ARTICLE

Notes on AB_Testing. Inspired by: https://www.callboxinc.com/growth-hacking/math-behind-ab-testing-visual-guide/

![1.jpg](attachment:1.jpg)


Let’s say you wanted to see if changing the color of your call-to-action (CTA) button on your whitepaper landing page from red to green would impact the number of downloads. You then randomly split your traffic 50-50, with one half assigned to the page having the red-colored CTA (the control group) and the other half assigned to the page which has the green-colored CTA (the variation group).

After recording 500 unique visits for each page, you observe that the conversion rate (number of downloads as a percentage of page traffic) for the control group was $7\%$, while the conversion rate for the variation group was $9\%$. You may be tempted to conclude that changing the CTA’s color has a real impact on conversions. But before you accept the results as valid, you first need to carefully answer a number of questions about your findings, such as:

- Do I have enough samples (page views) for each of the two groups?

- How likely is it that I got the test results simply by chance?

- Is the difference between the conversion rates big enough to justify making the change?

- If I ran the test again and again, how confident am I that it’s going to give me similar results?

These are only a few of the things you need to think about when planning and carrying out A/B tests. Below, we’ll go over the mathematical/statistical tools to help us objectively answer each of these questions.

## Null Hypothesis Testing

When running A/B tests, we’re actually applying a process called null hypothesis testing (NHT). We compare the conversion rates of the two landing pages and test the null hypothesis that there is no difference between the two conversion rates (meaning the 2-percentage-point difference between the control’s $7\%$ and the variation’s $9\%$ simply happened by chance).

In A/B tests, a null hypothesis typically states that the change (or changes you made on the page) have no effect on conversions.

We reject the null hypothesis if the *p-value* is less than the *significance level* we set (more on this below). Rejecting the null hypothesis means our test shows evidence that there’s a “statistically significant” difference between the $7\%$ and $9\%$ conversion rates we saw earlier.

Having a “statistically significant” result in our A/B test indicates that the change we made to the landing page probably had an impact on the conversion rate.

(Saved data entries)
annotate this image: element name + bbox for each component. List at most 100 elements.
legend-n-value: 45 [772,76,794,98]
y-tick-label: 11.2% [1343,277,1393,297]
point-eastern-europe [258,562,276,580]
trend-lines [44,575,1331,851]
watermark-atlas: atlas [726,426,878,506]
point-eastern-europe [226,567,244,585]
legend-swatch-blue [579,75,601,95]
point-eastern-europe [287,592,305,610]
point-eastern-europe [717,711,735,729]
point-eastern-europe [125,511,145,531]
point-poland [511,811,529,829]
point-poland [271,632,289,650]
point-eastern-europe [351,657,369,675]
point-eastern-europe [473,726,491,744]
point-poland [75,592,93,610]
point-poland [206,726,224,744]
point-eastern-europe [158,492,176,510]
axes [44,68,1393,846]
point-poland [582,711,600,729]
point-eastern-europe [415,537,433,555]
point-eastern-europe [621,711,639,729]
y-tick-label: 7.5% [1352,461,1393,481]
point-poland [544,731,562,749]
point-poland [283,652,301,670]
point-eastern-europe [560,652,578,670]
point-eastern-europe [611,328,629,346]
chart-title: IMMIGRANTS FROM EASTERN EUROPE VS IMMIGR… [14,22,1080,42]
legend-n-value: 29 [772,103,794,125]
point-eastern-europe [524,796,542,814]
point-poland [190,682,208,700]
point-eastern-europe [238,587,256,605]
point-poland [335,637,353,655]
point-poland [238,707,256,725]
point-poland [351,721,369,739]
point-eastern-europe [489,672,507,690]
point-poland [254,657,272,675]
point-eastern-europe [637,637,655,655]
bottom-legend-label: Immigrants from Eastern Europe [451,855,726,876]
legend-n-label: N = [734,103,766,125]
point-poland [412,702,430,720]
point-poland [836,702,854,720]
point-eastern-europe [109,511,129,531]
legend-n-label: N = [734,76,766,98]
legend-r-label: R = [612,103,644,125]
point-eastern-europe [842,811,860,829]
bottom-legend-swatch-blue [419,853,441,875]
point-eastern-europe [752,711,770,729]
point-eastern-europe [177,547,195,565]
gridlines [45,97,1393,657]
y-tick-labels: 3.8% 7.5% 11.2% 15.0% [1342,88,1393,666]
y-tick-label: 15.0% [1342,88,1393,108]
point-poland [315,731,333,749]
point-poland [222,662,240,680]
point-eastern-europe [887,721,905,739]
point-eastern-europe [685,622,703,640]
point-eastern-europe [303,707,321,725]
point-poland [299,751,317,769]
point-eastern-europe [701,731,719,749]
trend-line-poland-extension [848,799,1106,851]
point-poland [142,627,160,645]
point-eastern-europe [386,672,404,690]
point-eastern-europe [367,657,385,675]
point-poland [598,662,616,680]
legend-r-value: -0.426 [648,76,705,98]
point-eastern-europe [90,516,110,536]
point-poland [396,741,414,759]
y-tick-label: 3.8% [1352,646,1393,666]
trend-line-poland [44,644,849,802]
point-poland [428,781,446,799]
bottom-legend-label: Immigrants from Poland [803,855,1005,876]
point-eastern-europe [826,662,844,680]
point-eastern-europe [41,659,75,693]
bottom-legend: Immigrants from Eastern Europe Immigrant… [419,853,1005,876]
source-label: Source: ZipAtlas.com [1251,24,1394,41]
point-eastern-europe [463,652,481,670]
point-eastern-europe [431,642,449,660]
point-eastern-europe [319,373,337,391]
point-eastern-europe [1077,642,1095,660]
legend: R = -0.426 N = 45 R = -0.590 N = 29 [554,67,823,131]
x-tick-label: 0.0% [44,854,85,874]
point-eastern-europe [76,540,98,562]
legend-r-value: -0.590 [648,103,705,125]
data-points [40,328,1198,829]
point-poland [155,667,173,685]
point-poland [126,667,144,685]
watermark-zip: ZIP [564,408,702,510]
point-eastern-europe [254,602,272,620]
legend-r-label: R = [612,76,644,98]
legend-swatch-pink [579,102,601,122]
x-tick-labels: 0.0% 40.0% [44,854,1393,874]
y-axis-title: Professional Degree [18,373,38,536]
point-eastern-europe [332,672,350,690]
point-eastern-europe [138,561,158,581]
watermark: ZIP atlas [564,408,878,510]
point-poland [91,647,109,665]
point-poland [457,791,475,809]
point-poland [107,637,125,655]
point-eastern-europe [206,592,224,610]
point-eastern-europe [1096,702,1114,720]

THE TASK
Repeat the passage of the A/B testing notes between "When running A/B" and "happened by chance).", inclusive, switching "landing pages" to "web pages". Work only from the A/B testing notes.

FINAL RESULT
When running A/B tests, we’re actually applying a process called null hypothesis testing (NHT). We compare the conversion rates of the two web pages and test the null hypothesis that there is no difference between the two conversion rates (meaning the 2-percentage-point difference between the control’s $7\%$ and the variation’s $9\%$ simply happened by chance).